● GOAL: Below are some records. Say how many of their lines include the string "text", giving only the number.

● MATERIAL:

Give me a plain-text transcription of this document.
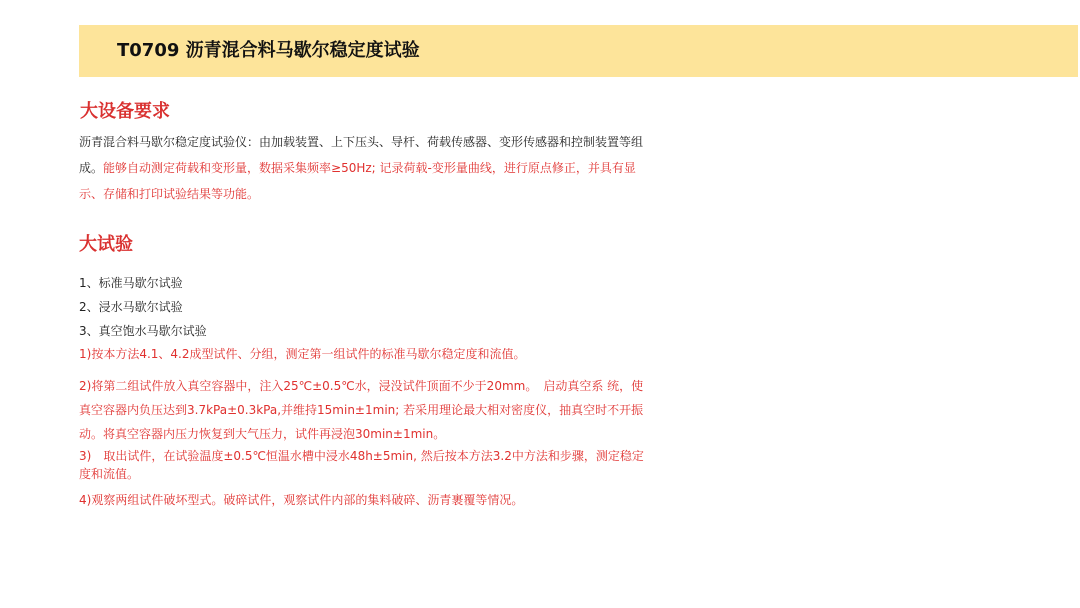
T0709 沥青混合料马歇尔稳定度试验
大设备要求
沥青混合料马歇尔稳定度试验仪：由加载装置、上下压头、导杆、荷载传感器、变形传感器和控制装置等组成。能够自动测定荷载和变形量，数据采集频率≥50Hz; 记录荷载-变形量曲线，进行原点修正，并具有显示、存储和打印试验结果等功能。
大试验
1、标准马歇尔试验
2、浸水马歇尔试验
3、真空饱水马歇尔试验
1)按本方法4.1、4.2成型试件、分组，测定第一组试件的标准马歇尔稳定度和流值。
2)将第二组试件放入真空容器中，注入25℃±0.5℃水，浸没试件顶面不少于20mm。　启动真空系 统，使真空容器内负压达到3.7kPa±0.3kPa,并维持15min±1min; 若采用理论最大相对密度仪，抽真空时不开振动。将真空容器内压力恢复到大气压力，试件再浸泡30min±1min。
3)　取出试件，在试验温度±0.5℃恒温水槽中浸水48h±5min, 然后按本方法3.2中方法和步骤，测定稳定度和流值。
4)观察两组试件破坏型式。破碎试件，观察试件内部的集料破碎、沥青裹覆等情况。
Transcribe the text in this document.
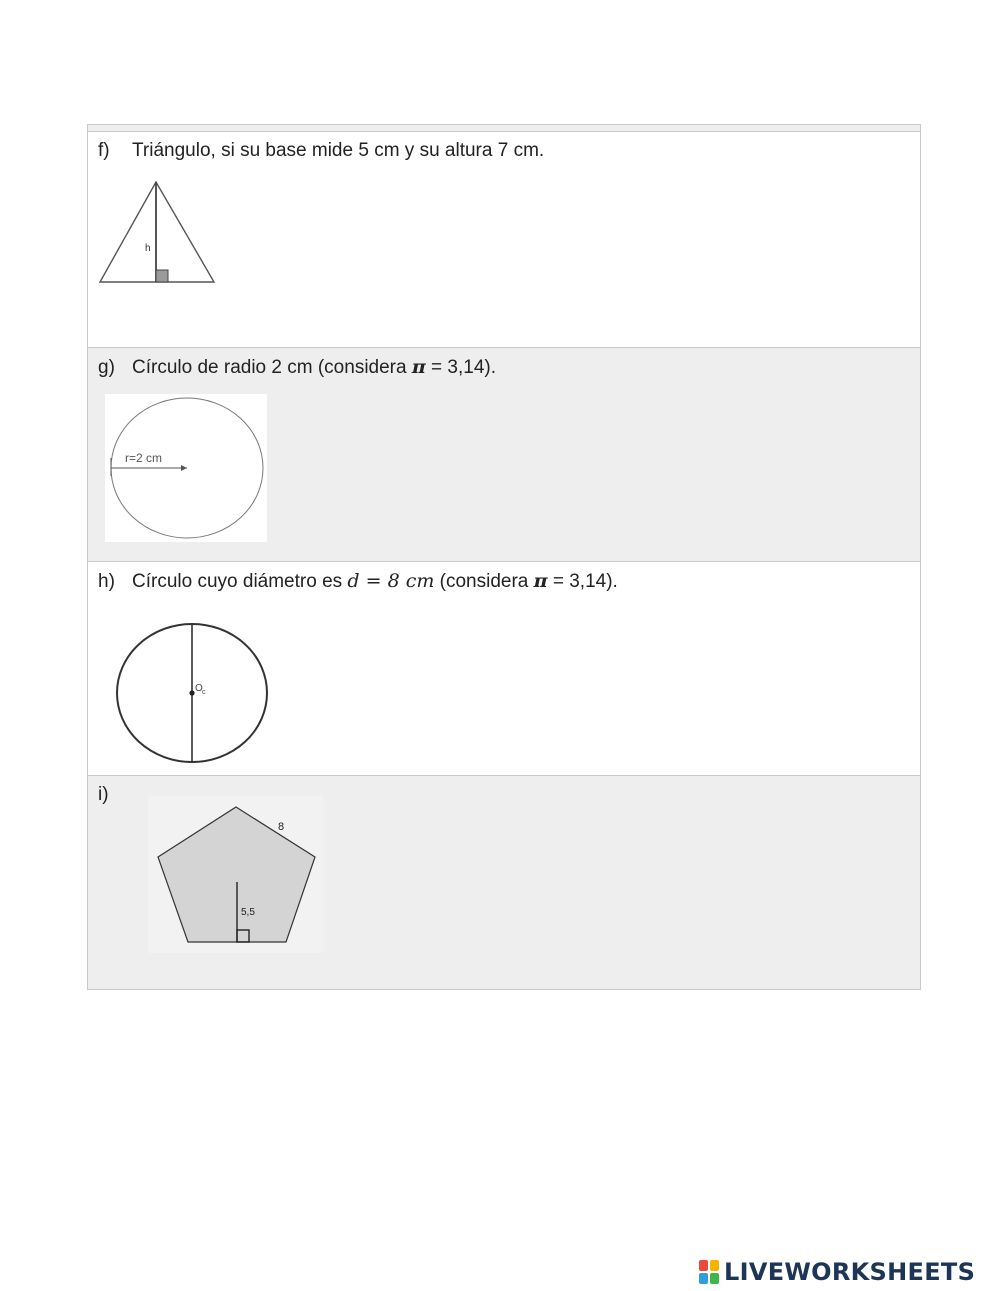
f) Triángulo, si su base mide 5 cm y su altura 7 cm.
h
g) Círculo de radio 2 cm (considera π = 3,14).
r=2 cm
h) Círculo cuyo diámetro es d = 8 cm (considera π = 3,14).
O c
i)
8
5,5
LIVEWORKSHEETS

● SOLUTION FOR THIS PROBLEM: 2